▸ Your goal:
Out of the lines below, please list those that hold the string "kuinka".

(Extracted data entries)
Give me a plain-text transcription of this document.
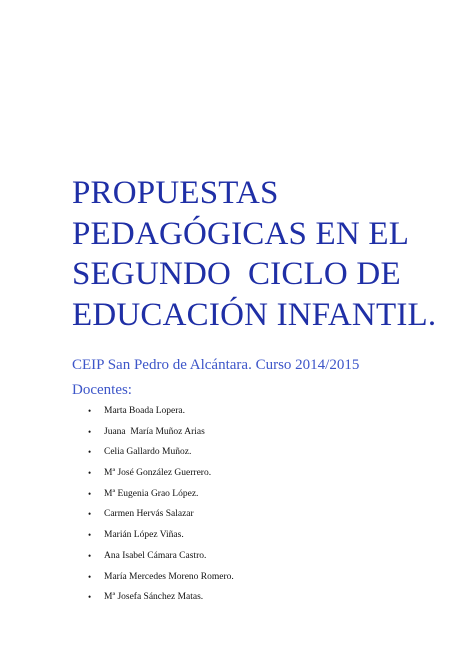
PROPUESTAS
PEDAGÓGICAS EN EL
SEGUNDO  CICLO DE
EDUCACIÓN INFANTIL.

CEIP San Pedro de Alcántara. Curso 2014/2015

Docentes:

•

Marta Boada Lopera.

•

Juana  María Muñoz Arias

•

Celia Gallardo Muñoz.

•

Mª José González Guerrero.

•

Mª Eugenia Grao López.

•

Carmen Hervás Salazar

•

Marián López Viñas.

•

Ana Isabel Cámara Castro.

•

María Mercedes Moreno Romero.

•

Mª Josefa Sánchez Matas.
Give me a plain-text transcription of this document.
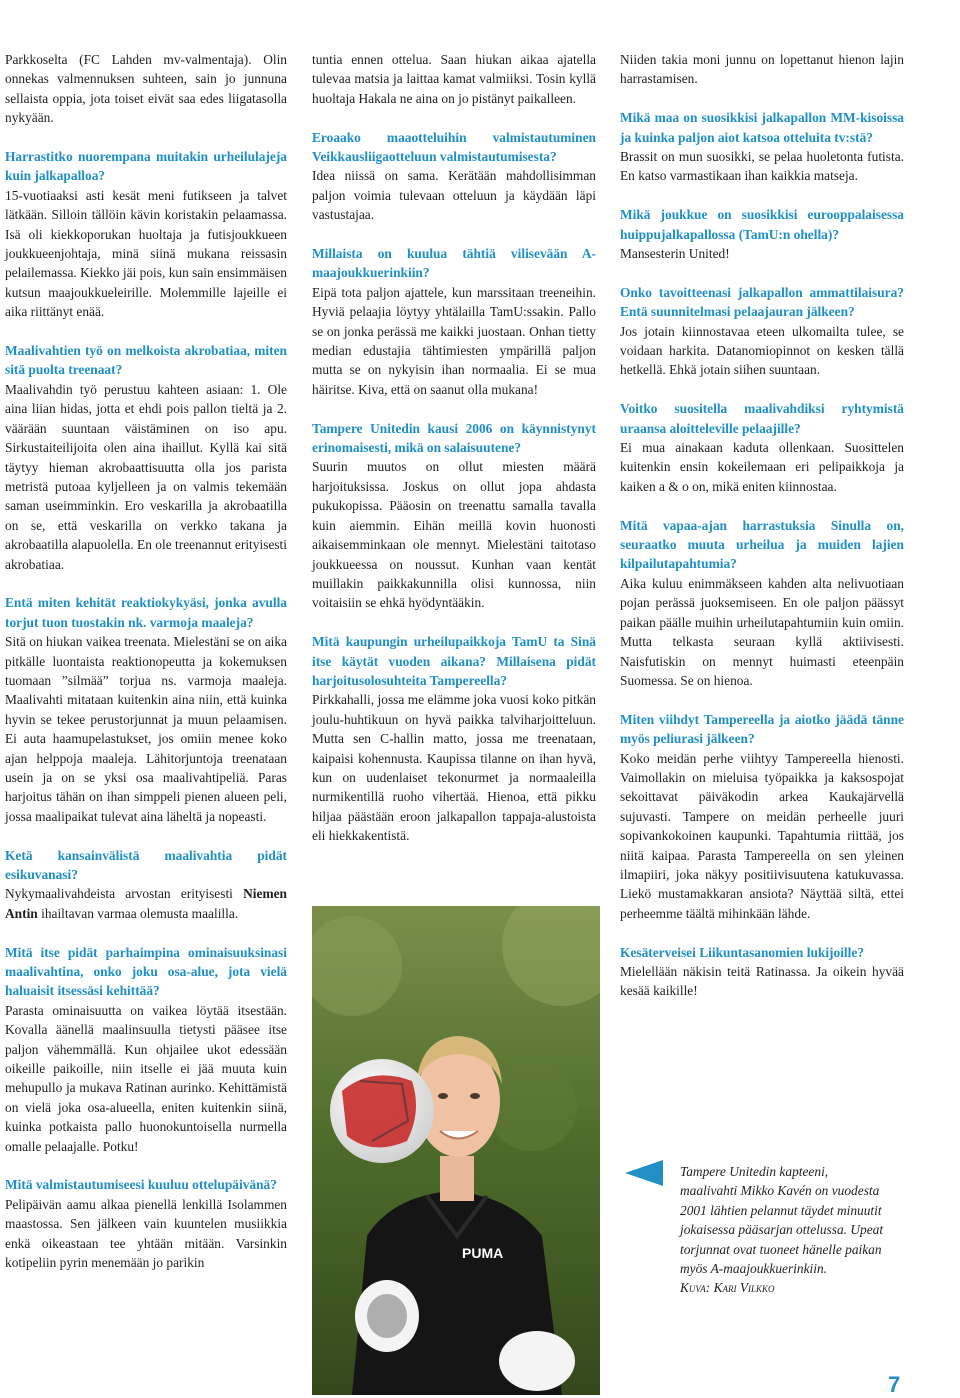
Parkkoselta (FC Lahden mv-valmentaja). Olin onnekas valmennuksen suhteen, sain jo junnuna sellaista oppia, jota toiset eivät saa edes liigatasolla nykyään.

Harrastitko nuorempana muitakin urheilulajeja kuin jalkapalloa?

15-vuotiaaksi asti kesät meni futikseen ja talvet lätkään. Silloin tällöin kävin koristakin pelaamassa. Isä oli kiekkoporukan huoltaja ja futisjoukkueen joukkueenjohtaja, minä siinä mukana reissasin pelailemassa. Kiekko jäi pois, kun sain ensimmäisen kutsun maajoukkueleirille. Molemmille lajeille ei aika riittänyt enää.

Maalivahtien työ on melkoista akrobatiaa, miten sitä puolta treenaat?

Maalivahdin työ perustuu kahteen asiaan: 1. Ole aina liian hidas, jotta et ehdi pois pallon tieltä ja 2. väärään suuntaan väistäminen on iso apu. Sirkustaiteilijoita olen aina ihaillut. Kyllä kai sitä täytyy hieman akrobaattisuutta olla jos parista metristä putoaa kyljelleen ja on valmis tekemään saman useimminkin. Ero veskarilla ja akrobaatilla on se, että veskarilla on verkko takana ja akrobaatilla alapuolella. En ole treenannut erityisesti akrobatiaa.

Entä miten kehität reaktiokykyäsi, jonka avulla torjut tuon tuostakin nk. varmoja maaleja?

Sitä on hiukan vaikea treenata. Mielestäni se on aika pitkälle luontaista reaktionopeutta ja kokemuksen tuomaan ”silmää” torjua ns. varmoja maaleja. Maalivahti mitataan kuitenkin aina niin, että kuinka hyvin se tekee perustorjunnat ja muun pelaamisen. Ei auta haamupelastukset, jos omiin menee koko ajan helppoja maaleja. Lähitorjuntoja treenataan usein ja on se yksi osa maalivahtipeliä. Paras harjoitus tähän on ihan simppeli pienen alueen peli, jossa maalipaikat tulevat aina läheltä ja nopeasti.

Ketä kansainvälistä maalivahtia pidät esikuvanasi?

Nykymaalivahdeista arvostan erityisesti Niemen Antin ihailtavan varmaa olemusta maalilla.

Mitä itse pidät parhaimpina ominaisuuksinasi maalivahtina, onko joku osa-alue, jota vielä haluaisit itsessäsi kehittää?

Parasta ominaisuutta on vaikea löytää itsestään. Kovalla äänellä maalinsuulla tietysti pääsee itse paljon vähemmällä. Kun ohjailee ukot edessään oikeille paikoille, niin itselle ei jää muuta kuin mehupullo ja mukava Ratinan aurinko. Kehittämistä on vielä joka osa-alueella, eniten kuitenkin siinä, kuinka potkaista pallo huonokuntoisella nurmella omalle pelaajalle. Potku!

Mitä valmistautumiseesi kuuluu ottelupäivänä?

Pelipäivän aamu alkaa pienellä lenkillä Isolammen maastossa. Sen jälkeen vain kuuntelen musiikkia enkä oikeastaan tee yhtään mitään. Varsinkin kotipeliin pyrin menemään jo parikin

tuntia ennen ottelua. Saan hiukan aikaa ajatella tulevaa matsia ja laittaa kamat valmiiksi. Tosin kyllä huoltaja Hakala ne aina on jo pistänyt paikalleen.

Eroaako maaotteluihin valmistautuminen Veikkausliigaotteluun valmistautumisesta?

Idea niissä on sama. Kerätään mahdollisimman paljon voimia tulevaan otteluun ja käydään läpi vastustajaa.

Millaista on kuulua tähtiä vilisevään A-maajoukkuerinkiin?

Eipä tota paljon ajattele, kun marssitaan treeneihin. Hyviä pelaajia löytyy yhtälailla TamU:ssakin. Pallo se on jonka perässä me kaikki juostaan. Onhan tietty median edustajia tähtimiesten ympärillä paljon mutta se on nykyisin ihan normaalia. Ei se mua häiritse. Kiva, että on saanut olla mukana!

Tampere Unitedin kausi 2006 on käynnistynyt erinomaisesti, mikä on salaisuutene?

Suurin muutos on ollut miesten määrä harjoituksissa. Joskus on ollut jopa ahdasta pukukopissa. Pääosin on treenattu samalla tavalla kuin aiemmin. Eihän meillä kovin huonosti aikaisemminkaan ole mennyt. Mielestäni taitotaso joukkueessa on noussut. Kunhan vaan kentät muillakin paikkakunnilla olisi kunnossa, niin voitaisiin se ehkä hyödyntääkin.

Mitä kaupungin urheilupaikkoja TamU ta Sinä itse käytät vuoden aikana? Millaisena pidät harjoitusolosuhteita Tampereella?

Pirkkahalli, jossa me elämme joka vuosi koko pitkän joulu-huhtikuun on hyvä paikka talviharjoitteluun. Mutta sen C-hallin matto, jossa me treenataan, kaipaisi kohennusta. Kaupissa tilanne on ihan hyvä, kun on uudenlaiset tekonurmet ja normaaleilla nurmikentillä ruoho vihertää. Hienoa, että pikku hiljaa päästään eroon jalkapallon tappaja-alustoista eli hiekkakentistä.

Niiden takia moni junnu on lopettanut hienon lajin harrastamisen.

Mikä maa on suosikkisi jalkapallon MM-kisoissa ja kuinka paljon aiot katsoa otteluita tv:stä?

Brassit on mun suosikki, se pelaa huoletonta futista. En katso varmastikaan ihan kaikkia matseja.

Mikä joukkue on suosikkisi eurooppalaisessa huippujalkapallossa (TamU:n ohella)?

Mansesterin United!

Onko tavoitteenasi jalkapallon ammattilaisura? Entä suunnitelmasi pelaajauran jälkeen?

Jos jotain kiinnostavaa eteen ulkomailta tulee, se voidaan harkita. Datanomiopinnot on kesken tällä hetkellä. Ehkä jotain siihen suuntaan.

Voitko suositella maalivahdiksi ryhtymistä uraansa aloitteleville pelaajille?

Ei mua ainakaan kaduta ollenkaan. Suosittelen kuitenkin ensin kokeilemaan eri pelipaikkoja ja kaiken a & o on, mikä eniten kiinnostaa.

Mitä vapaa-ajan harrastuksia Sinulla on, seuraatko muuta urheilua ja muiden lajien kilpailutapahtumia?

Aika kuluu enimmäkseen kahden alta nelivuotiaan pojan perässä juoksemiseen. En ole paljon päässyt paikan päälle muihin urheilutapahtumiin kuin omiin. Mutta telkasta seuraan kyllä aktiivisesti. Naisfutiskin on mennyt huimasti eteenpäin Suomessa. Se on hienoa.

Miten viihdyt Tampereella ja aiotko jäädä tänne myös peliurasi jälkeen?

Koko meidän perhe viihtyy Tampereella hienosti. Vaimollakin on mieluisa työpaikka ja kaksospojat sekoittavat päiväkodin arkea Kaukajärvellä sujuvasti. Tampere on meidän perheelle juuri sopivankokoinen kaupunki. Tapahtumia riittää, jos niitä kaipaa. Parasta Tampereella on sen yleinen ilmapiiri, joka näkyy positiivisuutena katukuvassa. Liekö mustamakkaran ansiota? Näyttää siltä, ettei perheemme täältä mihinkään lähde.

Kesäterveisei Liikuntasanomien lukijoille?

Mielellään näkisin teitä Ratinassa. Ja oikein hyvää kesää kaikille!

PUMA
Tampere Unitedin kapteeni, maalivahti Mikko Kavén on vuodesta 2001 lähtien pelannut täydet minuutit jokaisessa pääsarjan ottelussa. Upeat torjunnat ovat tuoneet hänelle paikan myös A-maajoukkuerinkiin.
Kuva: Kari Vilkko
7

▸ Correct result:
Sitä on hiukan vaikea treenata. Mielestäni se on aika pitkälle luontaista reaktionopeutta ja kokemuksen tuomaan ”silmää” torjua ns. varmoja maaleja. Maalivahti mitataan kuitenkin aina niin, että kuinka hyvin se tekee perustorjunnat ja muun pelaamisen. Ei auta haamupelastukset, jos omiin menee koko ajan helppoja maaleja. Lähitorjuntoja treenataan usein ja on se yksi osa maalivahtipeliä. Paras harjoitus tähän on ihan simppeli pienen alueen peli, jossa maalipaikat tulevat aina läheltä ja nopeasti.
Parasta ominaisuutta on vaikea löytää itsestään. Kovalla äänellä maalinsuulla tietysti pääsee itse paljon vähemmällä. Kun ohjailee ukot edessään oikeille paikoille, niin itselle ei jää muuta kuin mehupullo ja mukava Ratinan aurinko. Kehittämistä on vielä joka osa-alueella, eniten kuitenkin siinä, kuinka potkaista pallo huonokuntoisella nurmella omalle pelaajalle. Potku!
Mikä maa on suosikkisi jalkapallon MM-kisoissa ja kuinka paljon aiot katsoa otteluita tv:stä?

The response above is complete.